▶ Task
Search the data below for "dxumu"; list each line that holds it.

+ + + +

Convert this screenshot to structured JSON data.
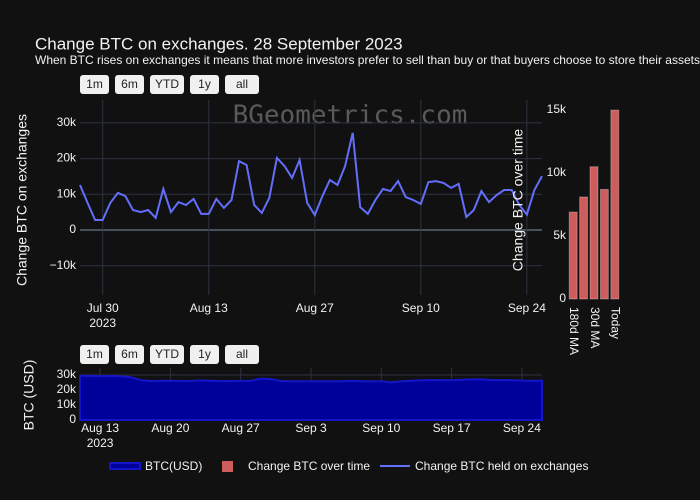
{
  "title": "Change BTC on exchanges. 28 September 2023",
  "subtitle": "When BTC rises on exchanges it means that more investors prefer to sell than buy or that buyers choose to store their assets o",
  "watermark": "BGeometrics.com",
  "range_buttons": [
    "1m",
    "6m",
    "YTD",
    "1y",
    "all"
  ],
  "chart_data": [
    {
      "type": "line",
      "y_label": "Change BTC on exchanges",
      "grid": true,
      "x": [
        "2023-07-27",
        "2023-07-28",
        "2023-07-29",
        "2023-07-30",
        "2023-07-31",
        "2023-08-01",
        "2023-08-02",
        "2023-08-03",
        "2023-08-04",
        "2023-08-05",
        "2023-08-06",
        "2023-08-07",
        "2023-08-08",
        "2023-08-09",
        "2023-08-10",
        "2023-08-11",
        "2023-08-12",
        "2023-08-13",
        "2023-08-14",
        "2023-08-15",
        "2023-08-16",
        "2023-08-17",
        "2023-08-18",
        "2023-08-19",
        "2023-08-20",
        "2023-08-21",
        "2023-08-22",
        "2023-08-23",
        "2023-08-24",
        "2023-08-25",
        "2023-08-26",
        "2023-08-27",
        "2023-08-28",
        "2023-08-29",
        "2023-08-30",
        "2023-08-31",
        "2023-09-01",
        "2023-09-02",
        "2023-09-03",
        "2023-09-04",
        "2023-09-05",
        "2023-09-06",
        "2023-09-07",
        "2023-09-08",
        "2023-09-09",
        "2023-09-10",
        "2023-09-11",
        "2023-09-12",
        "2023-09-13",
        "2023-09-14",
        "2023-09-15",
        "2023-09-16",
        "2023-09-17",
        "2023-09-18",
        "2023-09-19",
        "2023-09-20",
        "2023-09-21",
        "2023-09-22",
        "2023-09-23",
        "2023-09-24",
        "2023-09-25",
        "2023-09-26"
      ],
      "series": [
        {
          "name": "Change BTC held on exchanges",
          "color": "#636efa",
          "values": [
            12600,
            7600,
            2800,
            2800,
            7600,
            10400,
            9500,
            5600,
            5000,
            5600,
            3400,
            11500,
            5000,
            7800,
            7000,
            8700,
            4500,
            4500,
            8700,
            6200,
            8400,
            19300,
            18200,
            7000,
            4800,
            9000,
            20200,
            17900,
            14600,
            19600,
            7600,
            4200,
            9500,
            14000,
            12600,
            17900,
            27200,
            6400,
            4500,
            8400,
            11500,
            10900,
            13700,
            9200,
            8400,
            7300,
            13400,
            13700,
            13200,
            11800,
            12900,
            3600,
            5600,
            10900,
            7800,
            9800,
            11200,
            11200,
            7000,
            4300,
            11200,
            15100
          ]
        }
      ],
      "xlim": [
        "2023-07-27",
        "2023-09-26"
      ],
      "xticks": [
        {
          "value": "2023-07-30",
          "label": "Jul 30"
        },
        {
          "value": "2023-08-13",
          "label": "Aug 13"
        },
        {
          "value": "2023-08-27",
          "label": "Aug 27"
        },
        {
          "value": "2023-09-10",
          "label": "Sep 10"
        },
        {
          "value": "2023-09-24",
          "label": "Sep 24"
        }
      ],
      "x_year_label": "2023",
      "ylim": [
        -18200,
        36400
      ],
      "yticks": [
        {
          "value": -10000,
          "label": "−10k"
        },
        0,
        {
          "value": 10000,
          "label": "10k"
        },
        {
          "value": 20000,
          "label": "20k"
        },
        {
          "value": 30000,
          "label": "30k"
        }
      ]
    },
    {
      "type": "bar",
      "y_label": "Change BTC over time",
      "color": "#cd5c5c",
      "series": [
        {
          "name": "Change BTC over time",
          "color": "#cd5c5c",
          "values": [
            6900,
            8100,
            10500,
            8700,
            15000
          ]
        }
      ],
      "categories": [
        "180d MA",
        null,
        "30d MA",
        null,
        "Today"
      ],
      "ylim": [
        0,
        15800
      ],
      "yticks": [
        0,
        {
          "value": 5000,
          "label": "5k"
        },
        {
          "value": 10000,
          "label": "10k"
        },
        {
          "value": 15000,
          "label": "15k"
        }
      ]
    },
    {
      "type": "area",
      "y_label": "BTC (USD)",
      "grid": true,
      "x": [
        "2023-08-11",
        "2023-08-12",
        "2023-08-13",
        "2023-08-14",
        "2023-08-15",
        "2023-08-16",
        "2023-08-17",
        "2023-08-18",
        "2023-08-19",
        "2023-08-20",
        "2023-08-21",
        "2023-08-22",
        "2023-08-23",
        "2023-08-24",
        "2023-08-25",
        "2023-08-26",
        "2023-08-27",
        "2023-08-28",
        "2023-08-29",
        "2023-08-30",
        "2023-08-31",
        "2023-09-01",
        "2023-09-02",
        "2023-09-03",
        "2023-09-04",
        "2023-09-05",
        "2023-09-06",
        "2023-09-07",
        "2023-09-08",
        "2023-09-09",
        "2023-09-10",
        "2023-09-11",
        "2023-09-12",
        "2023-09-13",
        "2023-09-14",
        "2023-09-15",
        "2023-09-16",
        "2023-09-17",
        "2023-09-18",
        "2023-09-19",
        "2023-09-20",
        "2023-09-21",
        "2023-09-22",
        "2023-09-23",
        "2023-09-24",
        "2023-09-25",
        "2023-09-26"
      ],
      "series": [
        {
          "name": "BTC(USD)",
          "color": "#1414c8",
          "fill": "#00009a",
          "values": [
            29400,
            29400,
            29300,
            29400,
            29200,
            28700,
            26600,
            26000,
            26100,
            26200,
            26100,
            26000,
            26400,
            26200,
            26000,
            26000,
            26100,
            26100,
            27700,
            27300,
            26000,
            25800,
            25900,
            25900,
            25800,
            25800,
            25800,
            26200,
            25900,
            25900,
            25800,
            25100,
            25800,
            26200,
            26500,
            26600,
            26600,
            26500,
            26800,
            27200,
            27100,
            26600,
            26600,
            26600,
            26300,
            26200,
            26300
          ]
        }
      ],
      "xlim": [
        "2023-08-11",
        "2023-09-26"
      ],
      "xticks": [
        {
          "value": "2023-08-13",
          "label": "Aug 13"
        },
        {
          "value": "2023-08-20",
          "label": "Aug 20"
        },
        {
          "value": "2023-08-27",
          "label": "Aug 27"
        },
        {
          "value": "2023-09-03",
          "label": "Sep 3"
        },
        {
          "value": "2023-09-10",
          "label": "Sep 10"
        },
        {
          "value": "2023-09-17",
          "label": "Sep 17"
        },
        {
          "value": "2023-09-24",
          "label": "Sep 24"
        }
      ],
      "x_year_label": "2023",
      "ylim": [
        0,
        34700
      ],
      "yticks": [
        0,
        {
          "value": 10000,
          "label": "10k"
        },
        {
          "value": 20000,
          "label": "20k"
        },
        {
          "value": 30000,
          "label": "30k"
        }
      ]
    }
  ]
}
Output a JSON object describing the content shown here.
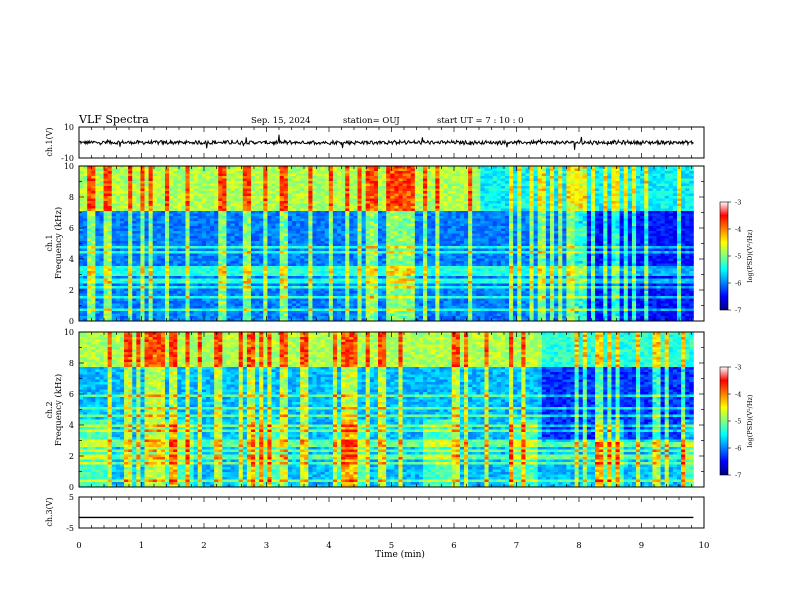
{
  "header": {
    "title": "VLF Spectra",
    "date": "Sep. 15, 2024",
    "station": "station= OUJ",
    "start": "start UT =  7 : 10 : 0"
  },
  "chart_data": [
    {
      "type": "line",
      "panel": "ch1-waveform",
      "ylabel": "ch.1(V)",
      "ylim": [
        -10,
        10
      ],
      "yticks": [
        "10",
        "-10"
      ],
      "x_range_min": [
        0,
        10
      ],
      "data_extent_min": [
        0,
        9.83
      ],
      "series": [
        {
          "values_note_free": true,
          "mean": 0,
          "amplitude": [
            -2.6,
            2.6
          ]
        }
      ]
    },
    {
      "type": "heatmap",
      "panel": "ch1-spectrogram",
      "ylabel_top": "ch.1",
      "ylabel": "Frequency (kHz)",
      "ylim": [
        0,
        10
      ],
      "yticks": [
        "0",
        "2",
        "4",
        "6",
        "8",
        "10"
      ],
      "x_range_min": [
        0,
        10
      ],
      "data_extent_min": [
        0,
        9.83
      ],
      "colorbar": {
        "label": "log(PSD)(V²/Hz)",
        "range": [
          -7,
          -3
        ],
        "ticks": [
          "-3",
          "-4",
          "-5",
          "-6",
          "-7"
        ]
      }
    },
    {
      "type": "heatmap",
      "panel": "ch2-spectrogram",
      "ylabel_top": "ch.2",
      "ylabel": "Frequency (kHz)",
      "ylim": [
        0,
        10
      ],
      "yticks": [
        "0",
        "2",
        "4",
        "6",
        "8",
        "10"
      ],
      "x_range_min": [
        0,
        10
      ],
      "data_extent_min": [
        0,
        9.83
      ],
      "colorbar": {
        "label": "log(PSD)(V²/Hz)",
        "range": [
          -7,
          -3
        ],
        "ticks": [
          "-3",
          "-4",
          "-5",
          "-6",
          "-7"
        ]
      }
    },
    {
      "type": "line",
      "panel": "ch3-waveform",
      "ylabel": "ch.3(V)",
      "ylim": [
        -5,
        5
      ],
      "yticks": [
        "5",
        "-5"
      ],
      "xlabel": "Time (min)",
      "xticks": [
        "0",
        "1",
        "2",
        "3",
        "4",
        "5",
        "6",
        "7",
        "8",
        "9",
        "10"
      ],
      "x_range_min": [
        0,
        10
      ],
      "data_extent_min": [
        0,
        9.83
      ],
      "series": [
        {
          "constant_value": -1.6
        }
      ]
    }
  ],
  "colors": {
    "colormap": [
      "#000080",
      "#0000ff",
      "#0080ff",
      "#00ffff",
      "#80ff80",
      "#ffff00",
      "#ff8000",
      "#ff0000",
      "#ffffff"
    ]
  }
}
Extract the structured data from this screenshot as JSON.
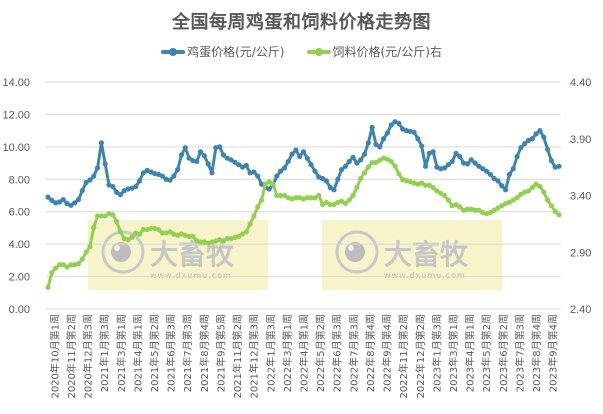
{
  "chart_data": {
    "type": "line",
    "title": "全国每周鸡蛋和饲料价格走势图",
    "legend_position": "top",
    "grid": true,
    "xlabel": "",
    "ylabel": "鸡蛋价格(元/公斤)",
    "ylabel_right": "饲料价格(元/公斤)",
    "ylim": [
      0,
      14
    ],
    "ylim_right": [
      2.4,
      4.4
    ],
    "yticks": [
      "0.00",
      "2.00",
      "4.00",
      "6.00",
      "8.00",
      "10.00",
      "12.00",
      "14.00"
    ],
    "yticks_right": [
      "2.40",
      "2.90",
      "3.40",
      "3.90",
      "4.40"
    ],
    "x_tick_labels": [
      "2020年10月第1周",
      "2020年11月第2周",
      "2020年12月第3周",
      "2021年1月第3周",
      "2021年3月第1周",
      "2021年4月第1周",
      "2021年5月第2周",
      "2021年6月第3周",
      "2021年7月第3周",
      "2021年8月第4周",
      "2021年9月第5周",
      "2021年11月第2周",
      "2021年12月第3周",
      "2022年1月第3周",
      "2022年3月第1周",
      "2022年4月第1周",
      "2022年5月第2周",
      "2022年6月第3周",
      "2022年7月第3周",
      "2022年8月第4周",
      "2022年9月第4周",
      "2022年11月第2周",
      "2022年12月第2周",
      "2023年1月第3周",
      "2023年3月第1周",
      "2023年4月第1周",
      "2023年5月第2周",
      "2023年6月第2周",
      "2023年7月第3周",
      "2023年8月第4周",
      "2023年9月第4周"
    ],
    "series": [
      {
        "name": "鸡蛋价格(元/公斤)",
        "axis": "left",
        "color": "#3d85b0",
        "values": [
          6.9,
          6.7,
          6.55,
          6.6,
          6.75,
          6.5,
          6.4,
          6.55,
          6.75,
          7.3,
          7.8,
          7.95,
          8.2,
          8.7,
          10.25,
          8.95,
          7.65,
          7.55,
          7.2,
          7.05,
          7.3,
          7.4,
          7.45,
          7.55,
          7.9,
          8.4,
          8.55,
          8.45,
          8.35,
          8.3,
          8.2,
          8.0,
          7.95,
          8.2,
          8.6,
          9.5,
          9.95,
          9.3,
          9.15,
          9.1,
          9.7,
          9.45,
          8.95,
          8.4,
          9.95,
          10.0,
          9.5,
          9.3,
          9.2,
          9.05,
          8.9,
          8.75,
          8.85,
          8.4,
          8.45,
          8.2,
          7.7,
          7.5,
          7.4,
          7.65,
          8.2,
          8.5,
          8.7,
          9.1,
          9.55,
          9.8,
          9.4,
          9.7,
          9.3,
          8.9,
          8.5,
          8.15,
          8.05,
          7.9,
          7.5,
          7.35,
          8.0,
          8.6,
          8.8,
          9.1,
          9.35,
          9.0,
          9.2,
          9.55,
          10.25,
          11.2,
          10.15,
          10.0,
          10.5,
          10.85,
          11.35,
          11.55,
          11.45,
          11.1,
          11.0,
          10.95,
          10.9,
          10.5,
          10.05,
          8.8,
          9.6,
          9.7,
          8.75,
          8.65,
          8.7,
          8.9,
          9.1,
          9.6,
          9.4,
          9.0,
          8.95,
          9.2,
          9.0,
          8.8,
          8.65,
          8.5,
          8.3,
          8.05,
          7.9,
          7.6,
          7.35,
          8.3,
          8.65,
          9.4,
          9.95,
          10.2,
          10.4,
          10.5,
          10.8,
          11.0,
          10.6,
          9.85,
          9.15,
          8.75,
          8.8
        ]
      },
      {
        "name": "饲料价格(元/公斤)右",
        "axis": "right",
        "color": "#92d050",
        "values": [
          2.59,
          2.72,
          2.76,
          2.79,
          2.79,
          2.77,
          2.79,
          2.79,
          2.8,
          2.84,
          2.9,
          2.95,
          3.12,
          3.22,
          3.22,
          3.22,
          3.24,
          3.23,
          3.17,
          3.08,
          3.02,
          3.01,
          3.03,
          3.07,
          3.06,
          3.1,
          3.1,
          3.11,
          3.11,
          3.1,
          3.07,
          3.07,
          3.08,
          3.06,
          3.05,
          3.06,
          3.05,
          3.04,
          3.04,
          3.0,
          2.99,
          2.99,
          2.98,
          2.99,
          3.0,
          3.01,
          3.0,
          3.02,
          3.02,
          3.03,
          3.04,
          3.06,
          3.08,
          3.15,
          3.22,
          3.3,
          3.36,
          3.5,
          3.52,
          3.5,
          3.4,
          3.4,
          3.4,
          3.38,
          3.37,
          3.38,
          3.38,
          3.37,
          3.38,
          3.38,
          3.38,
          3.4,
          3.32,
          3.34,
          3.32,
          3.32,
          3.34,
          3.35,
          3.33,
          3.36,
          3.4,
          3.47,
          3.55,
          3.6,
          3.65,
          3.69,
          3.69,
          3.71,
          3.73,
          3.72,
          3.7,
          3.66,
          3.59,
          3.54,
          3.53,
          3.52,
          3.51,
          3.5,
          3.51,
          3.49,
          3.49,
          3.47,
          3.44,
          3.42,
          3.4,
          3.36,
          3.31,
          3.32,
          3.3,
          3.27,
          3.28,
          3.28,
          3.27,
          3.27,
          3.25,
          3.24,
          3.25,
          3.27,
          3.29,
          3.31,
          3.33,
          3.34,
          3.36,
          3.38,
          3.41,
          3.43,
          3.44,
          3.47,
          3.5,
          3.48,
          3.43,
          3.36,
          3.31,
          3.26,
          3.23
        ]
      }
    ],
    "annotations": [
      "大畜牧 www.dxumu.com 水印 (x2)"
    ]
  },
  "title": "全国每周鸡蛋和饲料价格走势图",
  "legend": [
    {
      "label": "鸡蛋价格(元/公斤)",
      "color": "#3d85b0"
    },
    {
      "label": "饲料价格(元/公斤)右",
      "color": "#92d050"
    }
  ],
  "watermark": {
    "brand": "大畜牧",
    "url": "www.dxumu.com"
  }
}
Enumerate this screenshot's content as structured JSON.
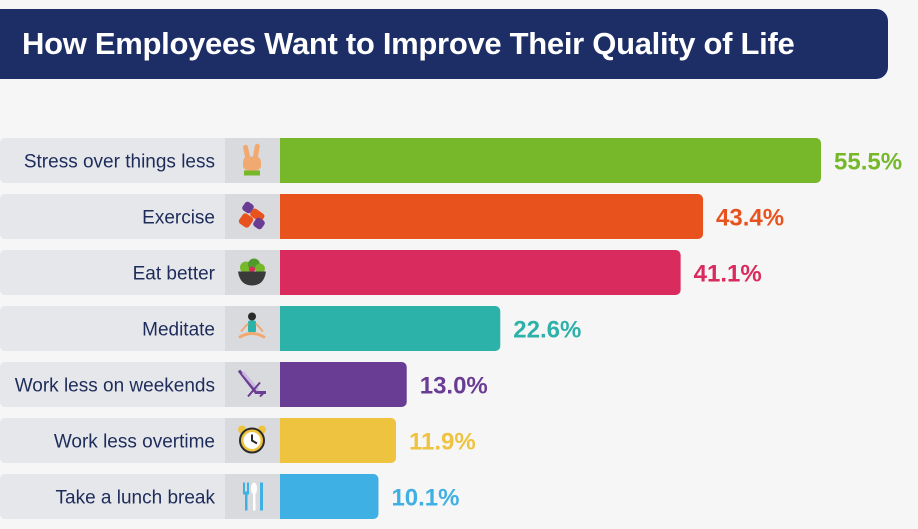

+ + + +

▶ Written solution
      "大畜牧 www.dxumu.com 水印 (x2)"
    "url": "www.dxumu.com"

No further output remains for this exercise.